Data entries:
>> begin

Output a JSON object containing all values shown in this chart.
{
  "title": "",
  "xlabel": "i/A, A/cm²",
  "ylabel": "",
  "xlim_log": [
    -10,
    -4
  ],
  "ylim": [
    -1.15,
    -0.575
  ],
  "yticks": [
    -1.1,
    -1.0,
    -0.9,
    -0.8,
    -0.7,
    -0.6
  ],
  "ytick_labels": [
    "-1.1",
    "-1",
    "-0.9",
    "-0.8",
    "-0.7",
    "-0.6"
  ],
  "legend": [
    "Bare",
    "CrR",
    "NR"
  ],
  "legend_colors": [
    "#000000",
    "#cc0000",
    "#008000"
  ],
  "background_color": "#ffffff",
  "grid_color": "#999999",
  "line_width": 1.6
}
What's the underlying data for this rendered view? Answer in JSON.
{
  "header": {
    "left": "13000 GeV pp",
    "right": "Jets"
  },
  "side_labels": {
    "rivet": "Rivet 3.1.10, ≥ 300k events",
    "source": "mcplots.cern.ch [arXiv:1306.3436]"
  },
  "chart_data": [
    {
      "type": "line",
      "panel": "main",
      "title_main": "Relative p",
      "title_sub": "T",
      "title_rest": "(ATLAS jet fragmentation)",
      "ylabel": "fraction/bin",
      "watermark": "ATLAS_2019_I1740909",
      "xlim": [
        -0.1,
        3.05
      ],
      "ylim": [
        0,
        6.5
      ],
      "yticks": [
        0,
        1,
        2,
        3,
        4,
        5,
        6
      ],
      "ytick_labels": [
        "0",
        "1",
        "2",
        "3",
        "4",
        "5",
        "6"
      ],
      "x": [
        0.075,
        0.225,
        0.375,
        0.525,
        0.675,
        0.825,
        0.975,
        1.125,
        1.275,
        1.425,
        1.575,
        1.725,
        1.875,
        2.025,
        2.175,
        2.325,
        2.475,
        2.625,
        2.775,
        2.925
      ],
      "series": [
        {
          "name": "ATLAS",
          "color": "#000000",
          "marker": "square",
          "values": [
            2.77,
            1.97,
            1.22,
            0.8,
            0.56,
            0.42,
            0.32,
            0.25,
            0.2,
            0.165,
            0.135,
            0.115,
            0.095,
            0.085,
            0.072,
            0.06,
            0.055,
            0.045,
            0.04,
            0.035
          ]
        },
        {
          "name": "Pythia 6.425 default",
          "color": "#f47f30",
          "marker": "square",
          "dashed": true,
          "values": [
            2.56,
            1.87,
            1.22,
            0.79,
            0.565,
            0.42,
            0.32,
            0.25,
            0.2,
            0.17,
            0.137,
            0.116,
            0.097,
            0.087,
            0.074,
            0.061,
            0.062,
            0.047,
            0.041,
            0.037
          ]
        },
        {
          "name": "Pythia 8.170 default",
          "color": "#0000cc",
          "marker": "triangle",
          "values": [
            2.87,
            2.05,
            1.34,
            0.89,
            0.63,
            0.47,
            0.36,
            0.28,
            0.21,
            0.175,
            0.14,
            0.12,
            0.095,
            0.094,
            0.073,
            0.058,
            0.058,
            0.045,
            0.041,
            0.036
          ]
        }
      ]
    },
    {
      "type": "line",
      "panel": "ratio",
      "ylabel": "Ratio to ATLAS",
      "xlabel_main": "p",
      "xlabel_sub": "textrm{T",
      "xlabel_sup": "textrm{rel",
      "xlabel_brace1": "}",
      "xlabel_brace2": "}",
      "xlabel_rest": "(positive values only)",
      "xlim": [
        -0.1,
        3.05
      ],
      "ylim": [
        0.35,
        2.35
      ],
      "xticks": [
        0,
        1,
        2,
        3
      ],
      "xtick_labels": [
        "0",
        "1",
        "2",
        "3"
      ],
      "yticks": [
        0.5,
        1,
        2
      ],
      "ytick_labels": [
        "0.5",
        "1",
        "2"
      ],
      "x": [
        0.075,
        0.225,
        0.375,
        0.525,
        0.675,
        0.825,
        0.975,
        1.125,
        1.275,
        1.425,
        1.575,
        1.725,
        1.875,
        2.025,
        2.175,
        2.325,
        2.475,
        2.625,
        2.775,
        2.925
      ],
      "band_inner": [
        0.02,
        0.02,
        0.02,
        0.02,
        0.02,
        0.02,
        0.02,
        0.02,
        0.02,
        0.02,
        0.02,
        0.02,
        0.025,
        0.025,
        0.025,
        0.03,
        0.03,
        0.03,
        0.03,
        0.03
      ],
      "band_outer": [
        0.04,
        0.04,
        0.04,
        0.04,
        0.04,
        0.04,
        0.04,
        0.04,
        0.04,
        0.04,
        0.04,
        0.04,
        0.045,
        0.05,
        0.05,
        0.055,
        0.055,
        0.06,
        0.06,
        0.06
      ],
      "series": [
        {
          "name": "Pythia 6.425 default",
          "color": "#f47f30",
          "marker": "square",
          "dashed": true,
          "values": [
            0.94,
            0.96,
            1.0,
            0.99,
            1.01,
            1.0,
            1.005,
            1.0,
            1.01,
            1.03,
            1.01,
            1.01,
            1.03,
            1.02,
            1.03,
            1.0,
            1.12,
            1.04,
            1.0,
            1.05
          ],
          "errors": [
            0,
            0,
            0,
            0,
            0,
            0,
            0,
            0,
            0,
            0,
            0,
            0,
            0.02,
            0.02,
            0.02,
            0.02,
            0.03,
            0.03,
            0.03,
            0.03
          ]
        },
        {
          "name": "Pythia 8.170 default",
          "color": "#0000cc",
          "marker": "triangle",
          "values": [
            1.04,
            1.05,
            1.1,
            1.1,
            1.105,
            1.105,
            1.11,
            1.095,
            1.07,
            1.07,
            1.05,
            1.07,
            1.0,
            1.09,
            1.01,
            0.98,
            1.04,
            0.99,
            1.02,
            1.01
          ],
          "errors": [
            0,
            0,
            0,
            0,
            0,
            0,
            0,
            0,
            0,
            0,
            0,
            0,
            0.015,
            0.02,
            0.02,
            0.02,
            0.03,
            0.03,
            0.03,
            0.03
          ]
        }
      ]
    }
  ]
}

>> end

EXERCISE GOAL: Extract the complete data, matching each line exactly.

EXERCISE ANSWER:
Output a JSON object containing all values shown in this chart.
{
  "title": "",
  "xlabel": "i/A, A/cm²",
  "ylabel": "",
  "xlim_log": [
    -10,
    -4
  ],
  "ylim": [
    -1.15,
    -0.575
  ],
  "yticks": [
    -1.1,
    -1.0,
    -0.9,
    -0.8,
    -0.7,
    -0.6
  ],
  "ytick_labels": [
    "-1.1",
    "-1",
    "-0.9",
    "-0.8",
    "-0.7",
    "-0.6"
  ],
  "legend": [
    "Bare",
    "CrR",
    "NR"
  ],
  "legend_colors": [
    "#000000",
    "#cc0000",
    "#008000"
  ],
  "background_color": "#ffffff",
  "grid_color": "#999999",
  "line_width": 1.6
}
What's the underlying data for this rendered view? Answer in JSON.
{
  "header": {
    "left": "13000 GeV pp",
    "right": "Jets"
  },
  "side_labels": {
    "rivet": "Rivet 3.1.10, ≥ 300k events",
    "source": "mcplots.cern.ch [arXiv:1306.3436]"
  },
  "chart_data": [
    {
      "type": "line",
      "panel": "main",
      "title_main": "Relative p",
      "title_sub": "T",
      "title_rest": "(ATLAS jet fragmentation)",
      "ylabel": "fraction/bin",
      "watermark": "ATLAS_2019_I1740909",
      "xlim": [
        -0.1,
        3.05
      ],
      "ylim": [
        0,
        6.5
      ],
      "yticks": [
        0,
        1,
        2,
        3,
        4,
        5,
        6
      ],
      "ytick_labels": [
        "0",
        "1",
        "2",
        "3",
        "4",
        "5",
        "6"
      ],
      "x": [
        0.075,
        0.225,
        0.375,
        0.525,
        0.675,
        0.825,
        0.975,
        1.125,
        1.275,
        1.425,
        1.575,
        1.725,
        1.875,
        2.025,
        2.175,
        2.325,
        2.475,
        2.625,
        2.775,
        2.925
      ],
      "series": [
        {
          "name": "ATLAS",
          "color": "#000000",
          "marker": "square",
          "values": [
            2.77,
            1.97,
            1.22,
            0.8,
            0.56,
            0.42,
            0.32,
            0.25,
            0.2,
            0.165,
            0.135,
            0.115,
            0.095,
            0.085,
            0.072,
            0.06,
            0.055,
            0.045,
            0.04,
            0.035
          ]
        },
        {
          "name": "Pythia 6.425 default",
          "color": "#f47f30",
          "marker": "square",
          "dashed": true,
          "values": [
            2.56,
            1.87,
            1.22,
            0.79,
            0.565,
            0.42,
            0.32,
            0.25,
            0.2,
            0.17,
            0.137,
            0.116,
            0.097,
            0.087,
            0.074,
            0.061,
            0.062,
            0.047,
            0.041,
            0.037
          ]
        },
        {
          "name": "Pythia 8.170 default",
          "color": "#0000cc",
          "marker": "triangle",
          "values": [
            2.87,
            2.05,
            1.34,
            0.89,
            0.63,
            0.47,
            0.36,
            0.28,
            0.21,
            0.175,
            0.14,
            0.12,
            0.095,
            0.094,
            0.073,
            0.058,
            0.058,
            0.045,
            0.041,
            0.036
          ]
        }
      ]
    },
    {
      "type": "line",
      "panel": "ratio",
      "ylabel": "Ratio to ATLAS",
      "xlabel_main": "p",
      "xlabel_sub": "textrm{T",
      "xlabel_sup": "textrm{rel",
      "xlabel_brace1": "}",
      "xlabel_brace2": "}",
      "xlabel_rest": "(positive values only)",
      "xlim": [
        -0.1,
        3.05
      ],
      "ylim": [
        0.35,
        2.35
      ],
      "xticks": [
        0,
        1,
        2,
        3
      ],
      "xtick_labels": [
        "0",
        "1",
        "2",
        "3"
      ],
      "yticks": [
        0.5,
        1,
        2
      ],
      "ytick_labels": [
        "0.5",
        "1",
        "2"
      ],
      "x": [
        0.075,
        0.225,
        0.375,
        0.525,
        0.675,
        0.825,
        0.975,
        1.125,
        1.275,
        1.425,
        1.575,
        1.725,
        1.875,
        2.025,
        2.175,
        2.325,
        2.475,
        2.625,
        2.775,
        2.925
      ],
      "band_inner": [
        0.02,
        0.02,
        0.02,
        0.02,
        0.02,
        0.02,
        0.02,
        0.02,
        0.02,
        0.02,
        0.02,
        0.02,
        0.025,
        0.025,
        0.025,
        0.03,
        0.03,
        0.03,
        0.03,
        0.03
      ],
      "band_outer": [
        0.04,
        0.04,
        0.04,
        0.04,
        0.04,
        0.04,
        0.04,
        0.04,
        0.04,
        0.04,
        0.04,
        0.04,
        0.045,
        0.05,
        0.05,
        0.055,
        0.055,
        0.06,
        0.06,
        0.06
      ],
      "series": [
        {
          "name": "Pythia 6.425 default",
          "color": "#f47f30",
          "marker": "square",
          "dashed": true,
          "values": [
            0.94,
            0.96,
            1.0,
            0.99,
            1.01,
            1.0,
            1.005,
            1.0,
            1.01,
            1.03,
            1.01,
            1.01,
            1.03,
            1.02,
            1.03,
            1.0,
            1.12,
            1.04,
            1.0,
            1.05
          ],
          "errors": [
            0,
            0,
            0,
            0,
            0,
            0,
            0,
            0,
            0,
            0,
            0,
            0,
            0.02,
            0.02,
            0.02,
            0.02,
            0.03,
            0.03,
            0.03,
            0.03
          ]
        },
        {
          "name": "Pythia 8.170 default",
          "color": "#0000cc",
          "marker": "triangle",
          "values": [
            1.04,
            1.05,
            1.1,
            1.1,
            1.105,
            1.105,
            1.11,
            1.095,
            1.07,
            1.07,
            1.05,
            1.07,
            1.0,
            1.09,
            1.01,
            0.98,
            1.04,
            0.99,
            1.02,
            1.01
          ],
          "errors": [
            0,
            0,
            0,
            0,
            0,
            0,
            0,
            0,
            0,
            0,
            0,
            0,
            0.015,
            0.02,
            0.02,
            0.02,
            0.03,
            0.03,
            0.03,
            0.03
          ]
        }
      ]
    }
  ]
}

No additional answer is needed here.